[Start]

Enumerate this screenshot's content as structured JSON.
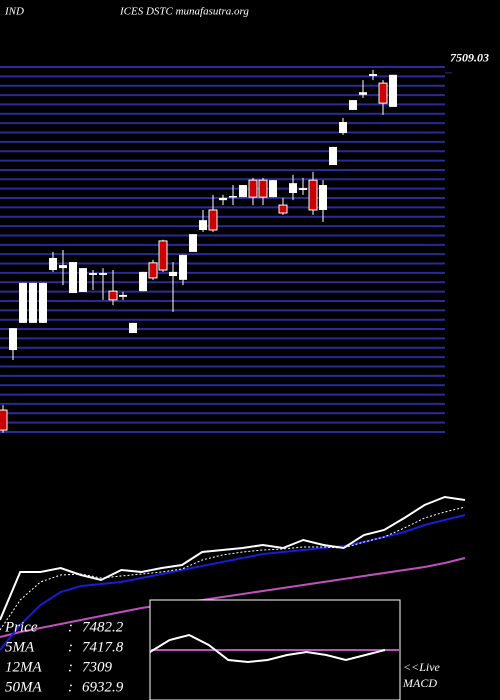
{
  "chart_data": [
    {
      "type": "candlestick",
      "title_parts": [
        "IND",
        "ICES DSTC munafasutra.org"
      ],
      "open": [
        6616,
        6775,
        6847,
        6847,
        6847,
        6987,
        6992,
        6926,
        6929,
        6974,
        6974,
        6931,
        6916,
        6820,
        6931,
        7006,
        7064,
        6971,
        6961,
        7035,
        7093,
        7146,
        7172,
        7180,
        7180,
        7225,
        7225,
        7180,
        7159,
        7191,
        7199,
        7225,
        7146,
        7265,
        7350,
        7411,
        7451,
        7501,
        7482,
        7419
      ],
      "high": [
        6629,
        6833,
        6953,
        6953,
        6953,
        7035,
        7040,
        7008,
        6992,
        6987,
        6992,
        6987,
        6929,
        6847,
        6982,
        7014,
        7067,
        7008,
        7027,
        7082,
        7146,
        7186,
        7186,
        7212,
        7212,
        7231,
        7231,
        7225,
        7178,
        7239,
        7231,
        7247,
        7225,
        7313,
        7390,
        7437,
        7490,
        7517,
        7490,
        7504
      ],
      "low": [
        6556,
        6749,
        6847,
        6847,
        6847,
        6982,
        6947,
        6926,
        6929,
        6934,
        6908,
        6894,
        6908,
        6820,
        6931,
        6961,
        6982,
        6876,
        6947,
        7035,
        7088,
        7088,
        7159,
        7159,
        7180,
        7159,
        7159,
        7180,
        7133,
        7172,
        7186,
        7133,
        7114,
        7265,
        7345,
        7411,
        7443,
        7490,
        7398,
        7419
      ],
      "close": [
        6563,
        6833,
        6953,
        6953,
        6953,
        7019,
        7000,
        7008,
        6992,
        6979,
        6979,
        6908,
        6921,
        6847,
        6982,
        6966,
        6987,
        6982,
        7027,
        7082,
        7119,
        7093,
        7178,
        7183,
        7212,
        7180,
        7180,
        7225,
        7138,
        7217,
        7204,
        7146,
        7212,
        7313,
        7379,
        7437,
        7458,
        7506,
        7429,
        7504
      ],
      "up_color": "#ffffff",
      "down_color": "#cc0000",
      "grid_color": "#2a2a9a",
      "ylim": [
        6550,
        7530
      ],
      "yticks": [
        7509.03
      ]
    },
    {
      "type": "line",
      "legend_separator": ":",
      "ylim": [
        0,
        260
      ],
      "series": [
        {
          "name": "Price",
          "legend_value": 7482.2,
          "color": "#ffffff",
          "dash": false,
          "values": [
            80,
            128,
            128,
            132,
            125,
            120,
            130,
            128,
            132,
            135,
            148,
            150,
            152,
            155,
            152,
            160,
            155,
            152,
            165,
            170,
            182,
            195,
            203,
            200
          ]
        },
        {
          "name": "5MA",
          "legend_value": 7417.8,
          "color": "#ffffff",
          "dash": true,
          "values": [
            70,
            100,
            118,
            125,
            126,
            122,
            124,
            126,
            128,
            131,
            140,
            145,
            148,
            150,
            151,
            153,
            153,
            152,
            158,
            163,
            172,
            182,
            188,
            193
          ]
        },
        {
          "name": "12MA",
          "legend_value": 7309,
          "color": "#1a1ad8",
          "dash": false,
          "values": [
            50,
            75,
            95,
            108,
            114,
            116,
            118,
            122,
            126,
            130,
            134,
            138,
            142,
            146,
            148,
            150,
            152,
            154,
            158,
            163,
            168,
            175,
            180,
            185
          ]
        },
        {
          "name": "50MA",
          "legend_value": 6932.9,
          "color": "#c050c0",
          "dash": false,
          "values": [
            63,
            68,
            72,
            76,
            80,
            84,
            88,
            92,
            95,
            98,
            100,
            103,
            106,
            109,
            112,
            115,
            118,
            121,
            124,
            127,
            130,
            133,
            137,
            142
          ]
        }
      ]
    },
    {
      "type": "macd",
      "label": "<<Live",
      "ylim": [
        -50,
        50
      ],
      "series": [
        {
          "name": "MACD",
          "color": "#ffffff",
          "values": [
            -2,
            10,
            15,
            5,
            -10,
            -12,
            -10,
            -5,
            -2,
            -5,
            -10,
            -5,
            0
          ]
        }
      ],
      "zero_color": "#c050c0"
    }
  ]
}
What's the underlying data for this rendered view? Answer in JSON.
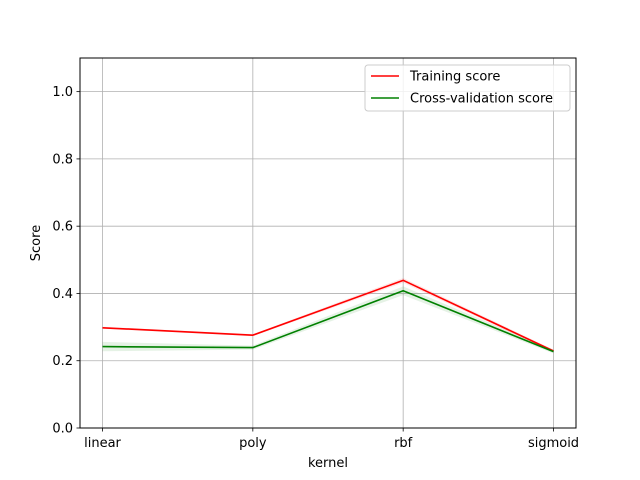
{
  "chart_data": {
    "type": "line",
    "xlabel": "kernel",
    "ylabel": "Score",
    "categories": [
      "linear",
      "poly",
      "rbf",
      "sigmoid"
    ],
    "ylim": [
      0.0,
      1.1
    ],
    "yticks": [
      "0.0",
      "0.2",
      "0.4",
      "0.6",
      "0.8",
      "1.0"
    ],
    "grid": true,
    "legend_position": "top-right",
    "series": [
      {
        "name": "Training score",
        "color": "#ff0000",
        "values": [
          0.298,
          0.276,
          0.439,
          0.229
        ],
        "band": [
          [
            0.295,
            0.301
          ],
          [
            0.273,
            0.279
          ],
          [
            0.432,
            0.446
          ],
          [
            0.225,
            0.233
          ]
        ]
      },
      {
        "name": "Cross-validation score",
        "color": "#008000",
        "values": [
          0.242,
          0.239,
          0.408,
          0.227
        ],
        "band": [
          [
            0.228,
            0.256
          ],
          [
            0.233,
            0.245
          ],
          [
            0.395,
            0.421
          ],
          [
            0.222,
            0.232
          ]
        ]
      }
    ]
  }
}
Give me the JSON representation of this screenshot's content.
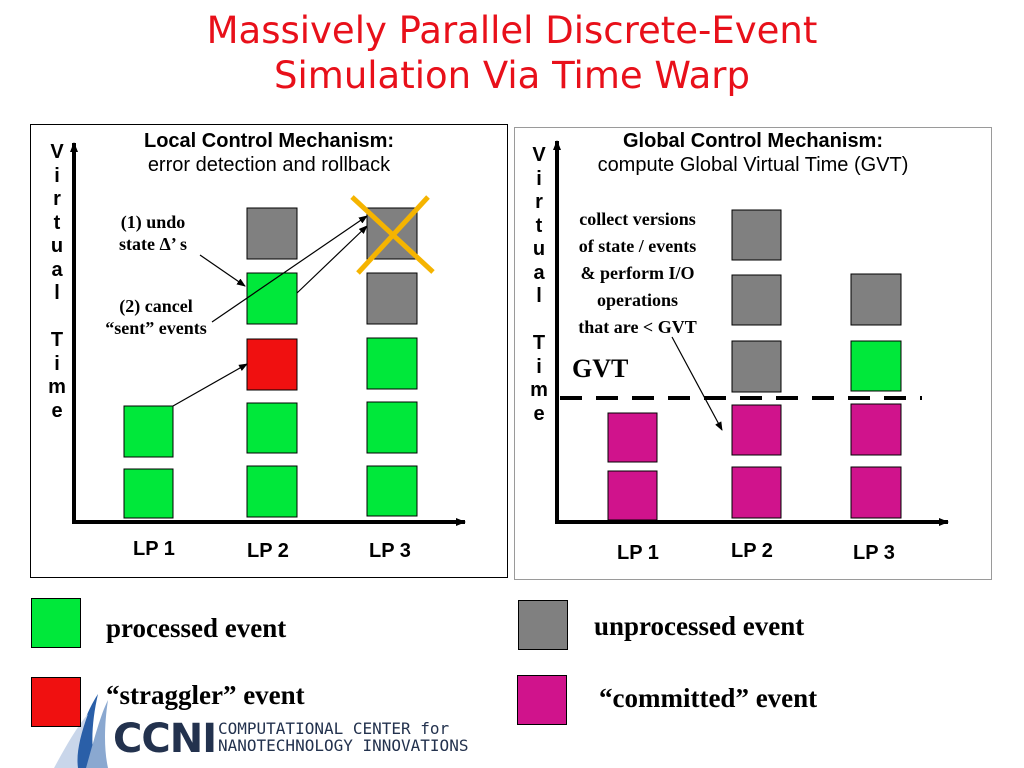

[End]

* **Instructions to follow**: Repeat the material above word for word and skip every image in it.

* **Solution for this exercise**:
Enumerate this screenshot's content as structured JSON.
{
  "chart_data": [
    {
      "type": "candlestick",
      "title_parts": [
        "IND",
        "ICES DSTC munafasutra.org"
      ],
      "open": [
        6616,
        6775,
        6847,
        6847,
        6847,
        6987,
        6992,
        6926,
        6929,
        6974,
        6974,
        6931,
        6916,
        6820,
        6931,
        7006,
        7064,
        6971,
        6961,
        7035,
        7093,
        7146,
        7172,
        7180,
        7180,
        7225,
        7225,
        7180,
        7159,
        7191,
        7199,
        7225,
        7146,
        7265,
        7350,
        7411,
        7451,
        7501,
        7482,
        7419
      ],
      "high": [
        6629,
        6833,
        6953,
        6953,
        6953,
        7035,
        7040,
        7008,
        6992,
        6987,
        6992,
        6987,
        6929,
        6847,
        6982,
        7014,
        7067,
        7008,
        7027,
        7082,
        7146,
        7186,
        7186,
        7212,
        7212,
        7231,
        7231,
        7225,
        7178,
        7239,
        7231,
        7247,
        7225,
        7313,
        7390,
        7437,
        7490,
        7517,
        7490,
        7504
      ],
      "low": [
        6556,
        6749,
        6847,
        6847,
        6847,
        6982,
        6947,
        6926,
        6929,
        6934,
        6908,
        6894,
        6908,
        6820,
        6931,
        6961,
        6982,
        6876,
        6947,
        7035,
        7088,
        7088,
        7159,
        7159,
        7180,
        7159,
        7159,
        7180,
        7133,
        7172,
        7186,
        7133,
        7114,
        7265,
        7345,
        7411,
        7443,
        7490,
        7398,
        7419
      ],
      "close": [
        6563,
        6833,
        6953,
        6953,
        6953,
        7019,
        7000,
        7008,
        6992,
        6979,
        6979,
        6908,
        6921,
        6847,
        6982,
        6966,
        6987,
        6982,
        7027,
        7082,
        7119,
        7093,
        7178,
        7183,
        7212,
        7180,
        7180,
        7225,
        7138,
        7217,
        7204,
        7146,
        7212,
        7313,
        7379,
        7437,
        7458,
        7506,
        7429,
        7504
      ],
      "up_color": "#ffffff",
      "down_color": "#cc0000",
      "grid_color": "#2a2a9a",
      "ylim": [
        6550,
        7530
      ],
      "yticks": [
        7509.03
      ]
    },
    {
      "type": "line",
      "legend_separator": ":",
      "ylim": [
        0,
        260
      ],
      "series": [
        {
          "name": "Price",
          "legend_value": 7482.2,
          "color": "#ffffff",
          "dash": false,
          "values": [
            80,
            128,
            128,
            132,
            125,
            120,
            130,
            128,
            132,
            135,
            148,
            150,
            152,
            155,
            152,
            160,
            155,
            152,
            165,
            170,
            182,
            195,
            203,
            200
          ]
        },
        {
          "name": "5MA",
          "legend_value": 7417.8,
          "color": "#ffffff",
          "dash": true,
          "values": [
            70,
            100,
            118,
            125,
            126,
            122,
            124,
            126,
            128,
            131,
            140,
            145,
            148,
            150,
            151,
            153,
            153,
            152,
            158,
            163,
            172,
            182,
            188,
            193
          ]
        },
        {
          "name": "12MA",
          "legend_value": 7309,
          "color": "#1a1ad8",
          "dash": false,
          "values": [
            50,
            75,
            95,
            108,
            114,
            116,
            118,
            122,
            126,
            130,
            134,
            138,
            142,
            146,
            148,
            150,
            152,
            154,
            158,
            163,
            168,
            175,
            180,
            185
          ]
        },
        {
          "name": "50MA",
          "legend_value": 6932.9,
          "color": "#c050c0",
          "dash": false,
          "values": [
            63,
            68,
            72,
            76,
            80,
            84,
            88,
            92,
            95,
            98,
            100,
            103,
            106,
            109,
            112,
            115,
            118,
            121,
            124,
            127,
            130,
            133,
            137,
            142
          ]
        }
      ]
    },
    {
      "type": "macd",
      "label": "<<Live",
      "ylim": [
        -50,
        50
      ],
      "series": [
        {
          "name": "MACD",
          "color": "#ffffff",
          "values": [
            -2,
            10,
            15,
            5,
            -10,
            -12,
            -10,
            -5,
            -2,
            -5,
            -10,
            -5,
            0
          ]
        }
      ],
      "zero_color": "#c050c0"
    }
  ]
}
What's the underlying data for this rendered view? Answer in JSON.
{
  "chart_data": {
    "type": "line",
    "xlabel": "kernel",
    "ylabel": "Score",
    "categories": [
      "linear",
      "poly",
      "rbf",
      "sigmoid"
    ],
    "ylim": [
      0.0,
      1.1
    ],
    "yticks": [
      "0.0",
      "0.2",
      "0.4",
      "0.6",
      "0.8",
      "1.0"
    ],
    "grid": true,
    "legend_position": "top-right",
    "series": [
      {
        "name": "Training score",
        "color": "#ff0000",
        "values": [
          0.298,
          0.276,
          0.439,
          0.229
        ],
        "band": [
          [
            0.295,
            0.301
          ],
          [
            0.273,
            0.279
          ],
          [
            0.432,
            0.446
          ],
          [
            0.225,
            0.233
          ]
        ]
      },
      {
        "name": "Cross-validation score",
        "color": "#008000",
        "values": [
          0.242,
          0.239,
          0.408,
          0.227
        ],
        "band": [
          [
            0.228,
            0.256
          ],
          [
            0.233,
            0.245
          ],
          [
            0.395,
            0.421
          ],
          [
            0.222,
            0.232
          ]
        ]
      }
    ]
  }
}
Give me the JSON representation of this screenshot's content.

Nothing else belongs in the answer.